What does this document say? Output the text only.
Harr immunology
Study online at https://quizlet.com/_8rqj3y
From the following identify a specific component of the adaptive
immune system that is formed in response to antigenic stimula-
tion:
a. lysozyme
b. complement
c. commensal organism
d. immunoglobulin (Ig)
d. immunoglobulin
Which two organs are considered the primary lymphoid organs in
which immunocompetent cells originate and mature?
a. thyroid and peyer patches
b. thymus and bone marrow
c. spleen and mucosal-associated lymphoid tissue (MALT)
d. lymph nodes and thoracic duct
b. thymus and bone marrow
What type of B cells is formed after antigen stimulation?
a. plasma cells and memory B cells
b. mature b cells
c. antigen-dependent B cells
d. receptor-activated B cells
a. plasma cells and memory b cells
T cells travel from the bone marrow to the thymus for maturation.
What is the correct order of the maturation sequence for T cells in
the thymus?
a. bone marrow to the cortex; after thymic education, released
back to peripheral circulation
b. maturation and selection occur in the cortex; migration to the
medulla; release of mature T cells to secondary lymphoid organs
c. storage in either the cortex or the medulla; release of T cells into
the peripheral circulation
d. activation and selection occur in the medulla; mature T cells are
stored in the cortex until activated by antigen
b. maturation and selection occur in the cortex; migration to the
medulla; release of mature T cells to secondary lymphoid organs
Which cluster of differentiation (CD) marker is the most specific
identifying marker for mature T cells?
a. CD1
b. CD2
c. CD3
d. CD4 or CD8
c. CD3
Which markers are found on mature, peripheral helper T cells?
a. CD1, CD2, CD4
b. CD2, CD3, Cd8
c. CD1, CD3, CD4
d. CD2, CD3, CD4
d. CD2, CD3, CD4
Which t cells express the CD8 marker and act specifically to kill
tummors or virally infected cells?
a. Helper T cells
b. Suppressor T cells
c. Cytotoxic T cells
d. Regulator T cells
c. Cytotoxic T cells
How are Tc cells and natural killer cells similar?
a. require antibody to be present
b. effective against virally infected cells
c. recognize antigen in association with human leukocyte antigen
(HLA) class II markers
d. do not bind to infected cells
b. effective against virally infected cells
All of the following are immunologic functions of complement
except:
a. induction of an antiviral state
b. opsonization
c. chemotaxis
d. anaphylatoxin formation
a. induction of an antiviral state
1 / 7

## WHAT YOU NEED TO DO:
Could you reproduce all the records exactly?

## TASK OUTPUT:
What does this document say? Output the text only.
Harr immunology
Study online at https://quizlet.com/_8rqj3y
From the following identify a specific component of the adaptive
immune system that is formed in response to antigenic stimula-
tion:
a. lysozyme
b. complement
c. commensal organism
d. immunoglobulin (Ig)
d. immunoglobulin
Which two organs are considered the primary lymphoid organs in
which immunocompetent cells originate and mature?
a. thyroid and peyer patches
b. thymus and bone marrow
c. spleen and mucosal-associated lymphoid tissue (MALT)
d. lymph nodes and thoracic duct
b. thymus and bone marrow
What type of B cells is formed after antigen stimulation?
a. plasma cells and memory B cells
b. mature b cells
c. antigen-dependent B cells
d. receptor-activated B cells
a. plasma cells and memory b cells
T cells travel from the bone marrow to the thymus for maturation.
What is the correct order of the maturation sequence for T cells in
the thymus?
a. bone marrow to the cortex; after thymic education, released
back to peripheral circulation
b. maturation and selection occur in the cortex; migration to the
medulla; release of mature T cells to secondary lymphoid organs
c. storage in either the cortex or the medulla; release of T cells into
the peripheral circulation
d. activation and selection occur in the medulla; mature T cells are
stored in the cortex until activated by antigen
b. maturation and selection occur in the cortex; migration to the
medulla; release of mature T cells to secondary lymphoid organs
Which cluster of differentiation (CD) marker is the most specific
identifying marker for mature T cells?
a. CD1
b. CD2
c. CD3
d. CD4 or CD8
c. CD3
Which markers are found on mature, peripheral helper T cells?
a. CD1, CD2, CD4
b. CD2, CD3, Cd8
c. CD1, CD3, CD4
d. CD2, CD3, CD4
d. CD2, CD3, CD4
Which t cells express the CD8 marker and act specifically to kill
tummors or virally infected cells?
a. Helper T cells
b. Suppressor T cells
c. Cytotoxic T cells
d. Regulator T cells
c. Cytotoxic T cells
How are Tc cells and natural killer cells similar?
a. require antibody to be present
b. effective against virally infected cells
c. recognize antigen in association with human leukocyte antigen
(HLA) class II markers
d. do not bind to infected cells
b. effective against virally infected cells
All of the following are immunologic functions of complement
except:
a. induction of an antiviral state
b. opsonization
c. chemotaxis
d. anaphylatoxin formation
a. induction of an antiviral state
1 / 7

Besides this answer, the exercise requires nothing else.